What to work on — Extract each line holding the word "暖心考试" from the entries.

[Stored records]
▬▬▬

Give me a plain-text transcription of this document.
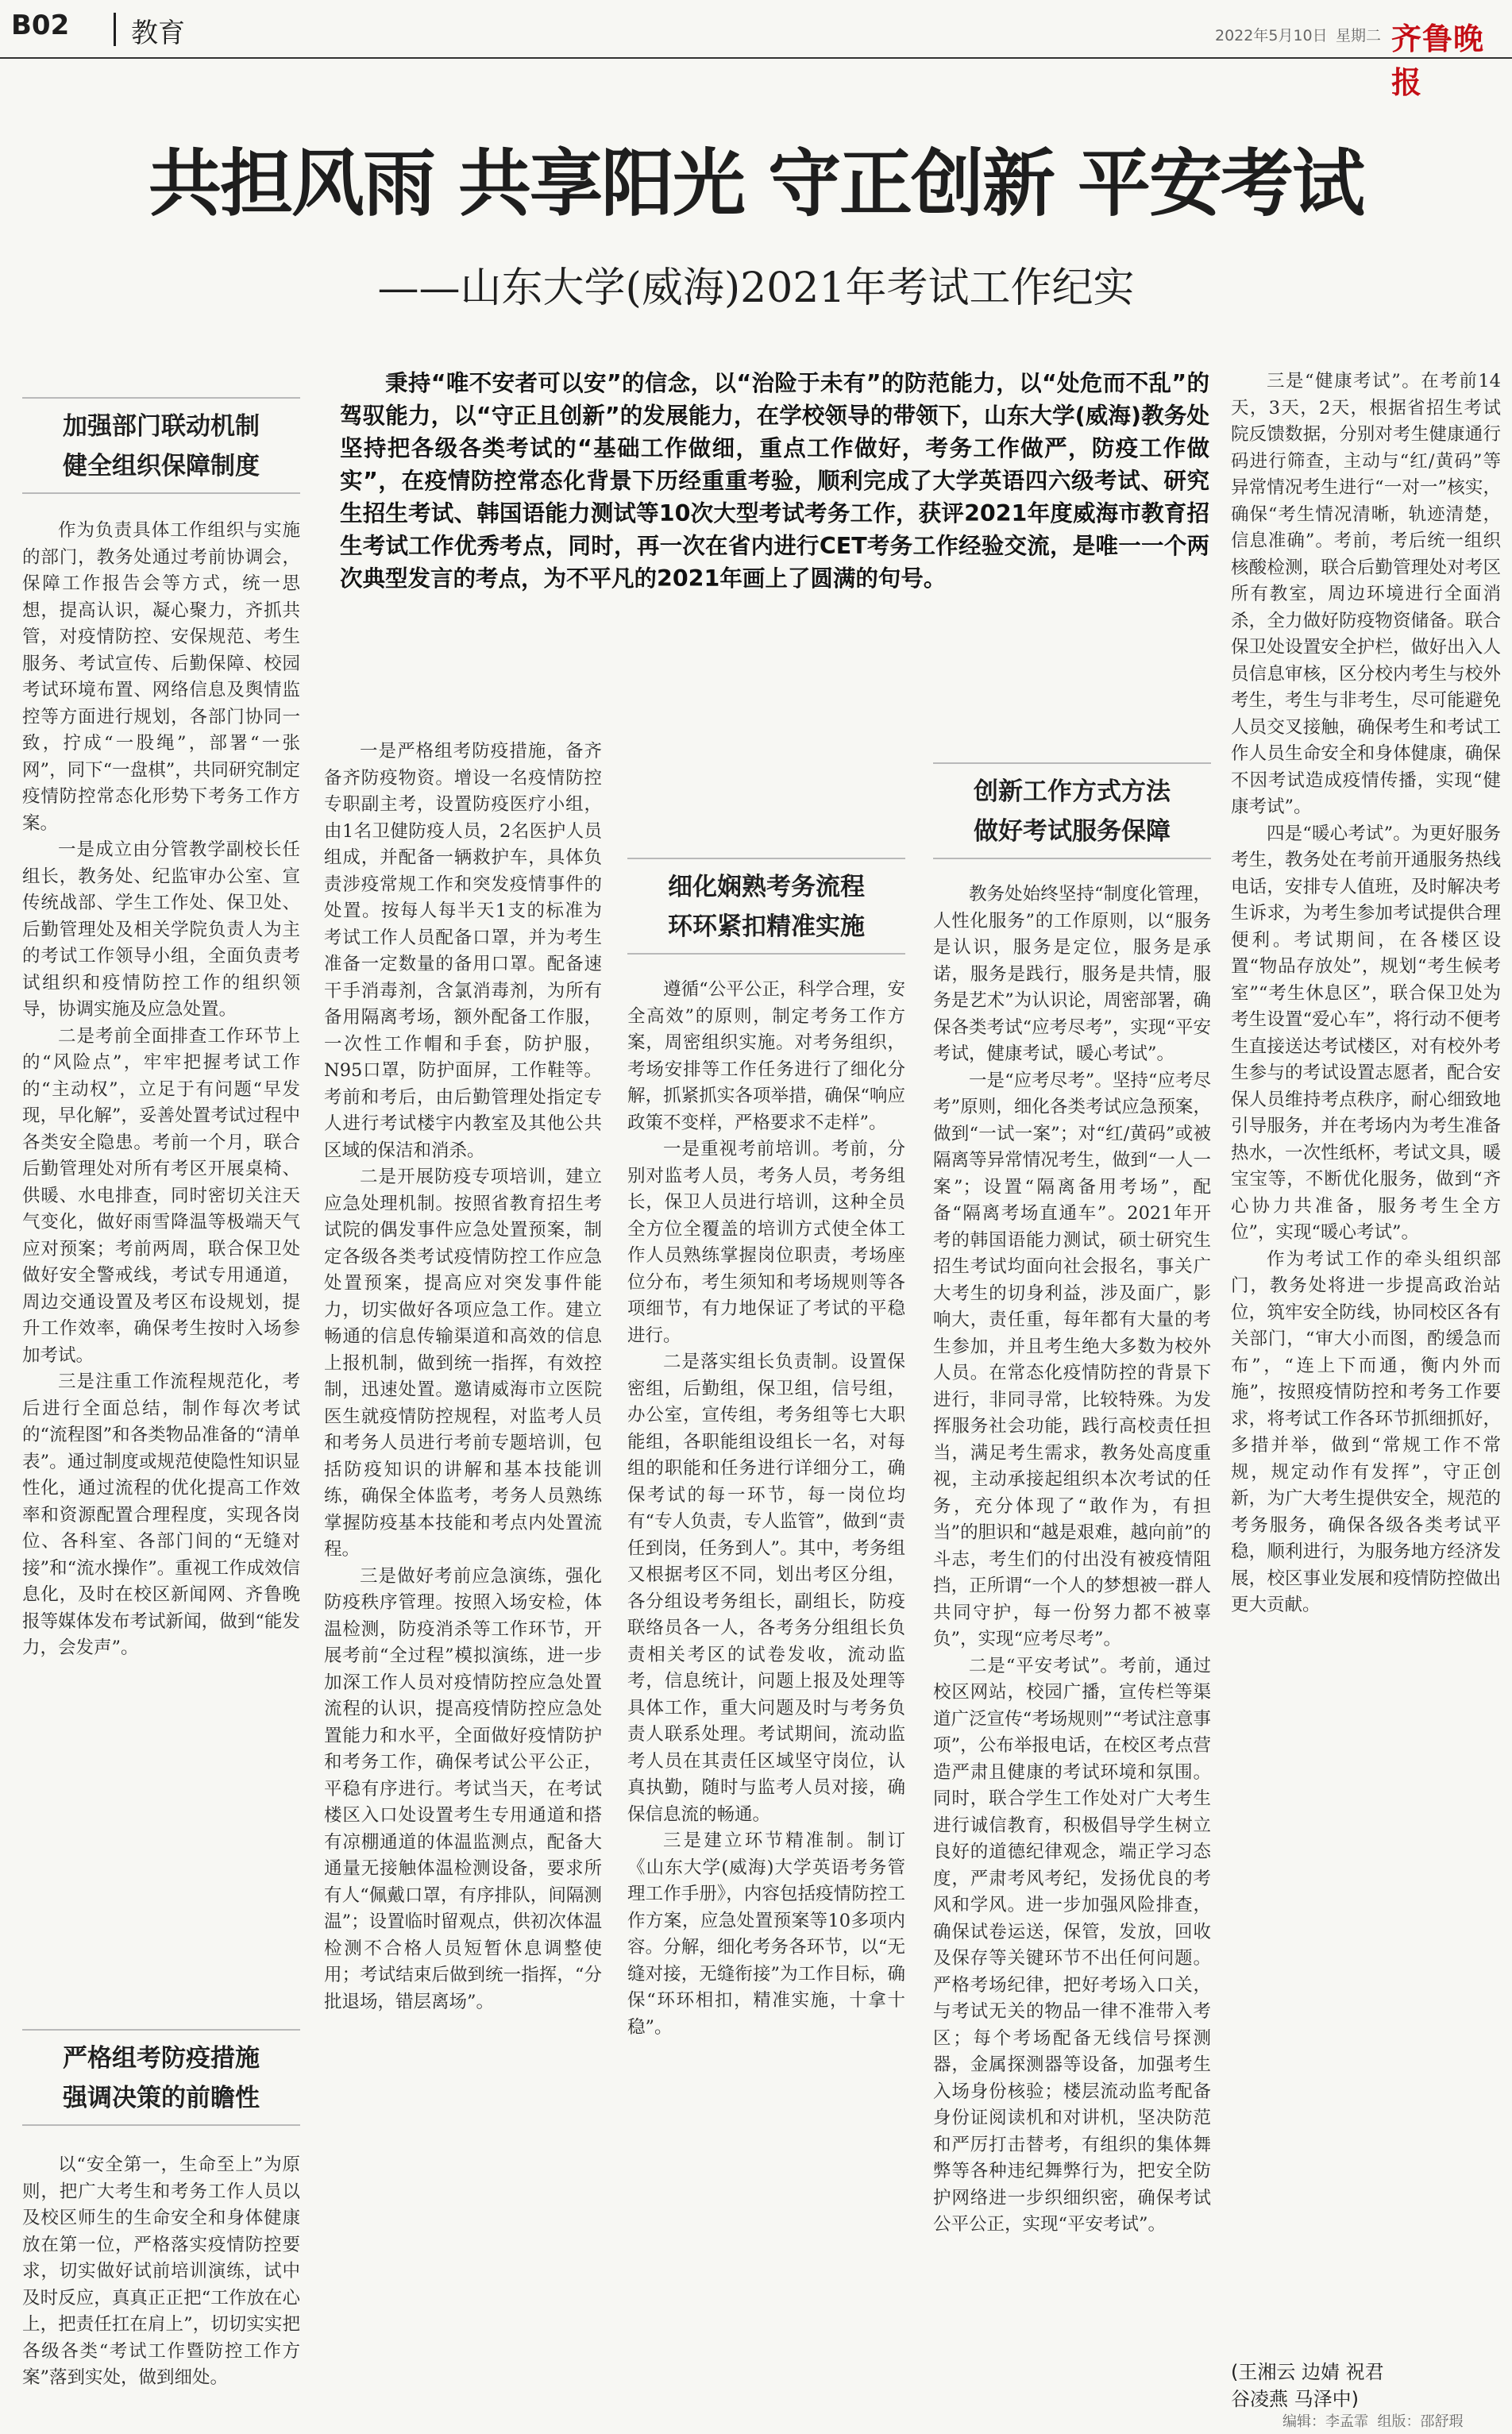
B02 教育	2022年5月10日 星期二 齐鲁晚报
共担风雨 共享阳光 守正创新 平安考试
——山东大学(威海)2021年考试工作纪实

秉持“唯不安者可以安”的信念，以“治险于未有”的防范能力，以“处危而不乱”的驾驭能力，以“守正且创新”的发展能力，在学校领导的带领下，山东大学(威海)教务处坚持把各级各类考试的“基础工作做细，重点工作做好，考务工作做严，防疫工作做实”，在疫情防控常态化背景下历经重重考验，顺利完成了大学英语四六级考试、研究生招生考试、韩国语能力测试等10次大型考试考务工作，获评2021年度威海市教育招生考试工作优秀考点，同时，再一次在省内进行CET考务工作经验交流，是唯一一个两次典型发言的考点，为不平凡的2021年画上了圆满的句号。

加强部门联动机制
健全组织保障制度

作为负责具体工作组织与实施的部门，教务处通过考前协调会，保障工作报告会等方式，统一思想，提高认识，凝心聚力，齐抓共管，对疫情防控、安保规范、考生服务、考试宣传、后勤保障、校园考试环境布置、网络信息及舆情监控等方面进行规划，各部门协同一致，拧成“一股绳”，部署“一张网”，同下“一盘棋”，共同研究制定疫情防控常态化形势下考务工作方案。

一是成立由分管教学副校长任组长，教务处、纪监审办公室、宣传统战部、学生工作处、保卫处、后勤管理处及相关学院负责人为主的考试工作领导小组，全面负责考试组织和疫情防控工作的组织领导，协调实施及应急处置。

二是考前全面排查工作环节上的“风险点”，牢牢把握考试工作的“主动权”，立足于有问题“早发现，早化解”，妥善处置考试过程中各类安全隐患。考前一个月，联合后勤管理处对所有考区开展桌椅、供暖、水电排查，同时密切关注天气变化，做好雨雪降温等极端天气应对预案；考前两周，联合保卫处做好安全警戒线，考试专用通道，周边交通设置及考区布设规划，提升工作效率，确保考生按时入场参加考试。

三是注重工作流程规范化，考后进行全面总结，制作每次考试的“流程图”和各类物品准备的“清单表”。通过制度或规范使隐性知识显性化，通过流程的优化提高工作效率和资源配置合理程度，实现各岗位、各科室、各部门间的“无缝对接”和“流水操作”。重视工作成效信息化，及时在校区新闻网、齐鲁晚报等媒体发布考试新闻，做到“能发力，会发声”。

严格组考防疫措施
强调决策的前瞻性

以“安全第一，生命至上”为原则，把广大考生和考务工作人员以及校区师生的生命安全和身体健康放在第一位，严格落实疫情防控要求，切实做好试前培训演练，试中及时反应，真真正正把“工作放在心上，把责任扛在肩上”，切切实实把各级各类“考试工作暨防控工作方案”落到实处，做到细处。

一是严格组考防疫措施，备齐备齐防疫物资。增设一名疫情防控专职副主考，设置防疫医疗小组，由1名卫健防疫人员，2名医护人员组成，并配备一辆救护车，具体负责涉疫常规工作和突发疫情事件的处置。按每人每半天1支的标准为考试工作人员配备口罩，并为考生准备一定数量的备用口罩。配备速干手消毒剂，含氯消毒剂，为所有备用隔离考场，额外配备工作服，一次性工作帽和手套，防护服，N95口罩，防护面屏，工作鞋等。考前和考后，由后勤管理处指定专人进行考试楼宇内教室及其他公共区域的保洁和消杀。

二是开展防疫专项培训，建立应急处理机制。按照省教育招生考试院的偶发事件应急处置预案，制定各级各类考试疫情防控工作应急处置预案，提高应对突发事件能力，切实做好各项应急工作。建立畅通的信息传输渠道和高效的信息上报机制，做到统一指挥，有效控制，迅速处置。邀请威海市立医院医生就疫情防控规程，对监考人员和考务人员进行考前专题培训，包括防疫知识的讲解和基本技能训练，确保全体监考，考务人员熟练掌握防疫基本技能和考点内处置流程。

三是做好考前应急演练，强化防疫秩序管理。按照入场安检，体温检测，防疫消杀等工作环节，开展考前“全过程”模拟演练，进一步加深工作人员对疫情防控应急处置流程的认识，提高疫情防控应急处置能力和水平，全面做好疫情防护和考务工作，确保考试公平公正，平稳有序进行。考试当天，在考试楼区入口处设置考生专用通道和搭有凉棚通道的体温监测点，配备大通量无接触体温检测设备，要求所有人“佩戴口罩，有序排队，间隔测温”；设置临时留观点，供初次体温检测不合格人员短暂休息调整使用；考试结束后做到统一指挥，“分批退场，错层离场”。

细化娴熟考务流程
环环紧扣精准实施

遵循“公平公正，科学合理，安全高效”的原则，制定考务工作方案，周密组织实施。对考务组织，考场安排等工作任务进行了细化分解，抓紧抓实各项举措，确保“响应政策不变样，严格要求不走样”。

一是重视考前培训。考前，分别对监考人员，考务人员，考务组长，保卫人员进行培训，这种全员全方位全覆盖的培训方式使全体工作人员熟练掌握岗位职责，考场座位分布，考生须知和考场规则等各项细节，有力地保证了考试的平稳进行。

二是落实组长负责制。设置保密组，后勤组，保卫组，信号组，办公室，宣传组，考务组等七大职能组，各职能组设组长一名，对每组的职能和任务进行详细分工，确保考试的每一环节，每一岗位均有“专人负责，专人监管”，做到“责任到岗，任务到人”。其中，考务组又根据考区不同，划出考区分组，各分组设考务组长，副组长，防疫联络员各一人，各考务分组组长负责相关考区的试卷发收，流动监考，信息统计，问题上报及处理等具体工作，重大问题及时与考务负责人联系处理。考试期间，流动监考人员在其责任区域坚守岗位，认真执勤，随时与监考人员对接，确保信息流的畅通。

三是建立环节精准制。制订《山东大学(威海)大学英语考务管理工作手册》，内容包括疫情防控工作方案，应急处置预案等10多项内容。分解，细化考务各环节，以“无缝对接，无缝衔接”为工作目标，确保“环环相扣，精准实施，十拿十稳”。

创新工作方式方法
做好考试服务保障

教务处始终坚持“制度化管理，人性化服务”的工作原则，以“服务是认识，服务是定位，服务是承诺，服务是践行，服务是共情，服务是艺术”为认识论，周密部署，确保各类考试“应考尽考”，实现“平安考试，健康考试，暖心考试”。

一是“应考尽考”。坚持“应考尽考”原则，细化各类考试应急预案，做到“一试一案”；对“红/黄码”或被隔离等异常情况考生，做到“一人一案”；设置“隔离备用考场”，配备“隔离考场直通车”。2021年开考的韩国语能力测试，硕士研究生招生考试均面向社会报名，事关广大考生的切身利益，涉及面广，影响大，责任重，每年都有大量的考生参加，并且考生绝大多数为校外人员。在常态化疫情防控的背景下进行，非同寻常，比较特殊。为发挥服务社会功能，践行高校责任担当，满足考生需求，教务处高度重视，主动承接起组织本次考试的任务，充分体现了“敢作为，有担当”的胆识和“越是艰难，越向前”的斗志，考生们的付出没有被疫情阻挡，正所谓“一个人的梦想被一群人共同守护，每一份努力都不被辜负”，实现“应考尽考”。

二是“平安考试”。考前，通过校区网站，校园广播，宣传栏等渠道广泛宣传“考场规则”“考试注意事项”，公布举报电话，在校区考点营造严肃且健康的考试环境和氛围。同时，联合学生工作处对广大考生进行诚信教育，积极倡导学生树立良好的道德纪律观念，端正学习态度，严肃考风考纪，发扬优良的考风和学风。进一步加强风险排查，确保试卷运送，保管，发放，回收及保存等关键环节不出任何问题。严格考场纪律，把好考场入口关，与考试无关的物品一律不准带入考区；每个考场配备无线信号探测器，金属探测器等设备，加强考生入场身份核验；楼层流动监考配备身份证阅读机和对讲机，坚决防范和严厉打击替考，有组织的集体舞弊等各种违纪舞弊行为，把安全防护网络进一步织细织密，确保考试公平公正，实现“平安考试”。

三是“健康考试”。在考前14天，3天，2天，根据省招生考试院反馈数据，分别对考生健康通行码进行筛查，主动与“红/黄码”等异常情况考生进行“一对一”核实，确保“考生情况清晰，轨迹清楚，信息准确”。考前，考后统一组织核酸检测，联合后勤管理处对考区所有教室，周边环境进行全面消杀，全力做好防疫物资储备。联合保卫处设置安全护栏，做好出入人员信息审核，区分校内考生与校外考生，考生与非考生，尽可能避免人员交叉接触，确保考生和考试工作人员生命安全和身体健康，确保不因考试造成疫情传播，实现“健康考试”。

四是“暖心考试”。为更好服务考生，教务处在考前开通服务热线电话，安排专人值班，及时解决考生诉求，为考生参加考试提供合理便利。考试期间，在各楼区设置“物品存放处”，规划“考生候考室”“考生休息区”，联合保卫处为考生设置“爱心车”，将行动不便考生直接送达考试楼区，对有校外考生参与的考试设置志愿者，配合安保人员维持考点秩序，耐心细致地引导服务，并在考场内为考生准备热水，一次性纸杯，考试文具，暖宝宝等，不断优化服务，做到“齐心协力共准备，服务考生全方位”，实现“暖心考试”。

作为考试工作的牵头组织部门，教务处将进一步提高政治站位，筑牢安全防线，协同校区各有关部门，“审大小而图，酌缓急而布”，“连上下而通，衡内外而施”，按照疫情防控和考务工作要求，将考试工作各环节抓细抓好，多措并举，做到“常规工作不常规，规定动作有发挥”，守正创新，为广大考生提供安全，规范的考务服务，确保各级各类考试平稳，顺利进行，为服务地方经济发展，校区事业发展和疫情防控做出更大贡献。

(王湘云 边婧 祝君
谷凌燕 马泽中)
编辑：李孟霏 组版：邵舒瑕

▬▬▬

The response —
教务处始终坚持“制度化管理，人性化服务”的工作原则，以“服务是认识，服务是定位，服务是承诺，服务是践行，服务是共情，服务是艺术”为认识论，周密部署，确保各类考试“应考尽考”，实现“平安考试，健康考试，暖心考试”。
四是“暖心考试”。为更好服务考生，教务处在考前开通服务热线电话，安排专人值班，及时解决考生诉求，为考生参加考试提供合理便利。考试期间，在各楼区设置“物品存放处”，规划“考生候考室”“考生休息区”，联合保卫处为考生设置“爱心车”，将行动不便考生直接送达考试楼区，对有校外考生参与的考试设置志愿者，配合安保人员维持考点秩序，耐心细致地引导服务，并在考场内为考生准备热水，一次性纸杯，考试文具，暖宝宝等，不断优化服务，做到“齐心协力共准备，服务考生全方位”，实现“暖心考试”。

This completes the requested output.